Text to read:
<<<<
2011-04-27 18:27:28

by Jeff Mahoney

[permalink] [raw]
Subject: [PATCH] hung_task_timeout: configurable default

This patch allows the default value for sysctl_hung_task_timeout_secs
to be set at build time. The feature carries virtually no overhead,
so it makes sense to keep it enabled. On heavily loaded systems, though,
it can end up triggering stack traces when there is no bug other than
the system being underprovisioned. We use this patch to keep the hung task
facility available but disabled at boot-time.

The default of 120 seconds is preserved. As a note, commit e162b39a may
have accidentally reverted commit fb822db4, which raised the default from
120 seconds to 480 seconds.

Signed-off-by: Jeff Mahoney <[email protected]>
---
kernel/hung_task.c | 3 ++-
lib/Kconfig.debug | 14 ++++++++++++++
2 files changed, 16 insertions(+), 1 deletion(-)
>>>>
Challenges:
1. According to the patch message, what default value for the hung task timeout does the patch preserve?
2. Summarize the patch message in two sentences.
3. Reproduce the passage of the patch message starting with "[permalink] [raw]" and going on through "disabled at boot-time.".
The rows after this point have nothing to do with the patch message and play no part in this work.

Data lines:
<<<<
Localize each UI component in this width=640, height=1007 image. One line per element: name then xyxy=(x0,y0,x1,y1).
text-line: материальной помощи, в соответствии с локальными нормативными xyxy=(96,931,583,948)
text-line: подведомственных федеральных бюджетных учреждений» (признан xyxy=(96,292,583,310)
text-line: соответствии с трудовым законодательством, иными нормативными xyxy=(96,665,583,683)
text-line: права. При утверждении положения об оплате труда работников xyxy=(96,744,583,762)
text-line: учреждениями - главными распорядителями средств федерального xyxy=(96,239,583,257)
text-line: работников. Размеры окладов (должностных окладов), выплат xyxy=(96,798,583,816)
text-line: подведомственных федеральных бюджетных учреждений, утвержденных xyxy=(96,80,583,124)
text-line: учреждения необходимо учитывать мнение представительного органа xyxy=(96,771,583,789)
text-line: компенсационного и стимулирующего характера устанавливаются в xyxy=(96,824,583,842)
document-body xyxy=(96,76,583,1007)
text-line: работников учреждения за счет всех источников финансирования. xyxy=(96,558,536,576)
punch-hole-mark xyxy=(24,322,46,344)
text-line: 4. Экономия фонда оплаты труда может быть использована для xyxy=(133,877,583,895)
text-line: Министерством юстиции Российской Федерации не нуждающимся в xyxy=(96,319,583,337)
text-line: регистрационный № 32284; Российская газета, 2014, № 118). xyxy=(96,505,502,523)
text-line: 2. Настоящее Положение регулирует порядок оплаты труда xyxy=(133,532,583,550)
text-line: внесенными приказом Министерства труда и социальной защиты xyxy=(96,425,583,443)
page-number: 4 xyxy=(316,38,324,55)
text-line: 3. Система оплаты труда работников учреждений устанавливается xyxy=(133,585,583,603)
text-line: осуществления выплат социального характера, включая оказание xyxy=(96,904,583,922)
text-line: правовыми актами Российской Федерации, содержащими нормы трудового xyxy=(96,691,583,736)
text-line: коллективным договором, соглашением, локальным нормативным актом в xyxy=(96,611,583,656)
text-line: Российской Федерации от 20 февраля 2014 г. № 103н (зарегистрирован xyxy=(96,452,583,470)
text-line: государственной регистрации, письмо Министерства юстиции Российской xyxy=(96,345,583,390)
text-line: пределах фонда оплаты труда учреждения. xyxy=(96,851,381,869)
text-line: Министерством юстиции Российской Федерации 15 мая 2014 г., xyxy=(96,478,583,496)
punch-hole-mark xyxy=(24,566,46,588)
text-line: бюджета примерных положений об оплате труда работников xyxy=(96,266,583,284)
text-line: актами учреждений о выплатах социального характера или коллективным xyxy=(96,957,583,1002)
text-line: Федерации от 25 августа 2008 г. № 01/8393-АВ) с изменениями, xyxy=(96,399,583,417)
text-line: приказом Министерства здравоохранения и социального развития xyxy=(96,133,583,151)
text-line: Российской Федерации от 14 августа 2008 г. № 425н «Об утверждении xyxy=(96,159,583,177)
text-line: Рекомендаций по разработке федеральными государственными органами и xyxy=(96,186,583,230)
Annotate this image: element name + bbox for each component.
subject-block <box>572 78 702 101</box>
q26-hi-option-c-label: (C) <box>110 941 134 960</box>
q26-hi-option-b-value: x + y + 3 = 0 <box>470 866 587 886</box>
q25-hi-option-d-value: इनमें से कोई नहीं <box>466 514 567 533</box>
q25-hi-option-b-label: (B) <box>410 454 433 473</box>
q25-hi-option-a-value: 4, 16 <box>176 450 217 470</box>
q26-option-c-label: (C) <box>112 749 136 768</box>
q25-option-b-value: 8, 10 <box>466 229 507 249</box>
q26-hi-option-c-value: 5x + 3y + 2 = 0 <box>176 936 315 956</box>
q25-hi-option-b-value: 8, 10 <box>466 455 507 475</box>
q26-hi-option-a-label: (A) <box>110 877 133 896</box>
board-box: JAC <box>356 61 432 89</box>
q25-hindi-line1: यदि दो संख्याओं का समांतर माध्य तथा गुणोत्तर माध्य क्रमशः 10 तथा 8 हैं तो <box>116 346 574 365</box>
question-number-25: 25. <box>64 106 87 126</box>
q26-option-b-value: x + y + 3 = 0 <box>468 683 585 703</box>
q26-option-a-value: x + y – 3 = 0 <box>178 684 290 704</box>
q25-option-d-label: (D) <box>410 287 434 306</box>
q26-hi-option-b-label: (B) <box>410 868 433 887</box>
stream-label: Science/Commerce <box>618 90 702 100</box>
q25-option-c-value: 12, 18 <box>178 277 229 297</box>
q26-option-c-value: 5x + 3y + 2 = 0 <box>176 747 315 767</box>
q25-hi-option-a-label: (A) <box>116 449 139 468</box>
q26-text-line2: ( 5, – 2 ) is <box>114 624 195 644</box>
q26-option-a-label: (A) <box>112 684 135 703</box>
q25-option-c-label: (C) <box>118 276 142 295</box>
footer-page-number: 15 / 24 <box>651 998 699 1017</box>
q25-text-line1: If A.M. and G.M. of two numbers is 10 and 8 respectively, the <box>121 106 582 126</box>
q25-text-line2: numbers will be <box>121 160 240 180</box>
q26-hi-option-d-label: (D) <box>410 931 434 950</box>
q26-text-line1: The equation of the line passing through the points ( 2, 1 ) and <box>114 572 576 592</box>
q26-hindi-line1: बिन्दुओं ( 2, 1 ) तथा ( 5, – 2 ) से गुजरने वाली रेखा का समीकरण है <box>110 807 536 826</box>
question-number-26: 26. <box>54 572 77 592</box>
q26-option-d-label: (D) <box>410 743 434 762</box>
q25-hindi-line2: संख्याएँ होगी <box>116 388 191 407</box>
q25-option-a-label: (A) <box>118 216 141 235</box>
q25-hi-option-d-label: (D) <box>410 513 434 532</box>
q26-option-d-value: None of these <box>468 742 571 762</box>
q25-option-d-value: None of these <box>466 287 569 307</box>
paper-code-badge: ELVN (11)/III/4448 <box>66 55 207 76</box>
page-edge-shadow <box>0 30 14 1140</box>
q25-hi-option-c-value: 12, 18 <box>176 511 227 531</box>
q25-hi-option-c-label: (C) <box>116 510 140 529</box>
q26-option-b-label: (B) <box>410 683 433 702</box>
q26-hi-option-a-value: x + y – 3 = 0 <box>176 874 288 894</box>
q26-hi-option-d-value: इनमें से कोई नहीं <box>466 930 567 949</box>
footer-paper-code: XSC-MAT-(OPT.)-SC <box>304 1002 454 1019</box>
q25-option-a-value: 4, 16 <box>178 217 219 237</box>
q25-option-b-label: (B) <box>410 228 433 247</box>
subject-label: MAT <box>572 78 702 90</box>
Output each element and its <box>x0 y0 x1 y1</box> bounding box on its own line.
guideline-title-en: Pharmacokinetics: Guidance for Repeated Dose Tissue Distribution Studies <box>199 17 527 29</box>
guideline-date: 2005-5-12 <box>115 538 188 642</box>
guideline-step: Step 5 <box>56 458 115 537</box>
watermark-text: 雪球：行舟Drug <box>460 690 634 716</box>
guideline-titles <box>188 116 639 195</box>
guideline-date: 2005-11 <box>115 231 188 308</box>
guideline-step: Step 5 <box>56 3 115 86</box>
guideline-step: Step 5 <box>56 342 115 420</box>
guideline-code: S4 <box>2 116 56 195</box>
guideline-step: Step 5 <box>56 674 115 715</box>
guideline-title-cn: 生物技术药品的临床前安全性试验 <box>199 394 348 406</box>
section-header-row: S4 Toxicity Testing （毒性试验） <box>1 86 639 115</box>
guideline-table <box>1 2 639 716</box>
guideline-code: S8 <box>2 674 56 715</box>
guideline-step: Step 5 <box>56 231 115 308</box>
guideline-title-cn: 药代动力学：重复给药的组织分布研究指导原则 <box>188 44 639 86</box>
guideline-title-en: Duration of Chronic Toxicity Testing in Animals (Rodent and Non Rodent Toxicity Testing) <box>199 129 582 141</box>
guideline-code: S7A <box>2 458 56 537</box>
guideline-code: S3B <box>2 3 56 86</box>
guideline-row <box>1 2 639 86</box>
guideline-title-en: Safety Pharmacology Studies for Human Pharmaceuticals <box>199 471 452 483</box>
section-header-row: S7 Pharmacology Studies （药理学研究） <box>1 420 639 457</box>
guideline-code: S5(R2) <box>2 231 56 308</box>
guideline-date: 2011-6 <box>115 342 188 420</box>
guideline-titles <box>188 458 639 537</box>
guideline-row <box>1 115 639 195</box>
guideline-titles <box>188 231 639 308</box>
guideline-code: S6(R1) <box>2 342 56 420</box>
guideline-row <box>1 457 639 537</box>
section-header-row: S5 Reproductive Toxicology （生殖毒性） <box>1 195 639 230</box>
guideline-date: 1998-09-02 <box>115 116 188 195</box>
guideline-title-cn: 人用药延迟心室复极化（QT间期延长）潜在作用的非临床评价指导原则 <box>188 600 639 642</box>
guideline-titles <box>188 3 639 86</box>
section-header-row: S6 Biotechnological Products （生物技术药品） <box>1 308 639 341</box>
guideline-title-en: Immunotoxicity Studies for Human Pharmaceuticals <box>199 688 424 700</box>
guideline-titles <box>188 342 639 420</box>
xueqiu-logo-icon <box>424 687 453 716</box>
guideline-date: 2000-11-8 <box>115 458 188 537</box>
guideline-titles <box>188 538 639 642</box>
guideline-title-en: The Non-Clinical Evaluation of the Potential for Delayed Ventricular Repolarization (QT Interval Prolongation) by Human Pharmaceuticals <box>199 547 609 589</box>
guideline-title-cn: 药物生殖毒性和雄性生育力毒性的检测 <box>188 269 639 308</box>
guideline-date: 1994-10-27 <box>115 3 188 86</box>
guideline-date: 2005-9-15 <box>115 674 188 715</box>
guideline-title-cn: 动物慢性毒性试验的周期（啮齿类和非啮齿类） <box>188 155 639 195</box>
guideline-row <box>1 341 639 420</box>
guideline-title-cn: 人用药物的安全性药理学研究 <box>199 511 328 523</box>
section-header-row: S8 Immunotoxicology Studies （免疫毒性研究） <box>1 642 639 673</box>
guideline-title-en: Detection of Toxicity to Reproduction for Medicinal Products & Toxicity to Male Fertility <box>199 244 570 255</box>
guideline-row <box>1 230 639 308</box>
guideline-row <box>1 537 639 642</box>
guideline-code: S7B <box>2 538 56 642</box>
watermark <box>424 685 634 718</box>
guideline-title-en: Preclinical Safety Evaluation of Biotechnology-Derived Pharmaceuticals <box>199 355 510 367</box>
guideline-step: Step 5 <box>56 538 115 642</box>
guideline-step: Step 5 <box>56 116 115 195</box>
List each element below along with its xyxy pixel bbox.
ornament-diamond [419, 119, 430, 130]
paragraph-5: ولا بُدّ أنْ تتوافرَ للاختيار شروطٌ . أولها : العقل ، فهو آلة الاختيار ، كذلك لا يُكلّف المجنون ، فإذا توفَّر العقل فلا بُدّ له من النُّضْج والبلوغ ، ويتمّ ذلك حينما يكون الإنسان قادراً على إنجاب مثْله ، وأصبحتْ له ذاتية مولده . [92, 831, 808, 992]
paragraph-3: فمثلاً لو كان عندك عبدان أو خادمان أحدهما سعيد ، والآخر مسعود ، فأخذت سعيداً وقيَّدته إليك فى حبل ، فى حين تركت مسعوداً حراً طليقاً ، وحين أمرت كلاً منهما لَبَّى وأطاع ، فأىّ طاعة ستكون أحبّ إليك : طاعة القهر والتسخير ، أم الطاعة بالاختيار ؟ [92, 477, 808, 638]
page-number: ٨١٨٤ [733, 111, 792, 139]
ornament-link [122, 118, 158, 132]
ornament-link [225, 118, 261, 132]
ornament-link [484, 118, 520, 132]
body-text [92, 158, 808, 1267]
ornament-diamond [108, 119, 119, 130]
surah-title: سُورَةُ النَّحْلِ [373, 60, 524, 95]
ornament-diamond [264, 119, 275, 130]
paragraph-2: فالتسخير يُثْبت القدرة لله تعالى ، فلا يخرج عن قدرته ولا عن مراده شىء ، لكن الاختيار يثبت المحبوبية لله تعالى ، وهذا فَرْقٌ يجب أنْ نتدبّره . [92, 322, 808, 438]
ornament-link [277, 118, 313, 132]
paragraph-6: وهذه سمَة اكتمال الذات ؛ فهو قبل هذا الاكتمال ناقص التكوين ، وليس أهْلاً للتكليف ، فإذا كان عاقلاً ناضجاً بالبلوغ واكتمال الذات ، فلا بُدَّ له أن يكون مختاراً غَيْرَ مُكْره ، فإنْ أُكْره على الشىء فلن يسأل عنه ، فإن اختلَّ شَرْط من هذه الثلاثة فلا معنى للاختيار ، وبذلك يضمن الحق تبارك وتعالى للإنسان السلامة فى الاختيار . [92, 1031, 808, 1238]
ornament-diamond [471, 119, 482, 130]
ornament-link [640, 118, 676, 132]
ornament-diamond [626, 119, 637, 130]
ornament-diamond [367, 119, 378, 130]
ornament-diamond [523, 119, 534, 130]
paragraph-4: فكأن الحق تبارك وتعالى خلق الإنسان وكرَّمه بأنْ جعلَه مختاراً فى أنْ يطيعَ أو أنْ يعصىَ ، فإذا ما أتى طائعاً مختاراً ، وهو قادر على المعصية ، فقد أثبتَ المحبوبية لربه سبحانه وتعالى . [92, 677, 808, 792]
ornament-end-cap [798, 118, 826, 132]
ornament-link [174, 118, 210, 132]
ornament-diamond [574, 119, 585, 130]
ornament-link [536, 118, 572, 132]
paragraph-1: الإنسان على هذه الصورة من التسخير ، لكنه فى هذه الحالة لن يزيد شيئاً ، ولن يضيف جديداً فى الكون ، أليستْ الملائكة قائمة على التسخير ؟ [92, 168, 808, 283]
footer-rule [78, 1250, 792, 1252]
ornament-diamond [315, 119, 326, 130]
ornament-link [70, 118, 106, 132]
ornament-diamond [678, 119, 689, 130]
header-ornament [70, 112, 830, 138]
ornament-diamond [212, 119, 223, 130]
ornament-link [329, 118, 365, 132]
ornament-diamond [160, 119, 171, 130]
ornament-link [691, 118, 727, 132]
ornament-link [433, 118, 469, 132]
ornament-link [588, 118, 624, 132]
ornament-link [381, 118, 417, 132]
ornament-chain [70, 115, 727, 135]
>>>>
Answers for the exercise:
1. 120 seconds.

2. The patch allows the default value of sysctl_hung_task_timeout_secs to be set at build time, so the low-overhead hung task facility can remain available but disabled at boot on heavily loaded systems, where it can trigger stack traces without any real bug. It keeps the 120-second default and notes that commit e162b39a may have accidentally reverted commit fb822db4, which had raised the default to 480 seconds.

3.
[permalink] [raw]
Subject: [PATCH] hung_task_timeout: configurable default

This patch allows the default value for sysctl_hung_task_timeout_secs
to be set at build time. The feature carries virtually no overhead,
so it makes sense to keep it enabled. On heavily loaded systems, though,
it can end up triggering stack traces when there is no bug other than
the system being underprovisioned. We use this patch to keep the hung task
facility available but disabled at boot-time.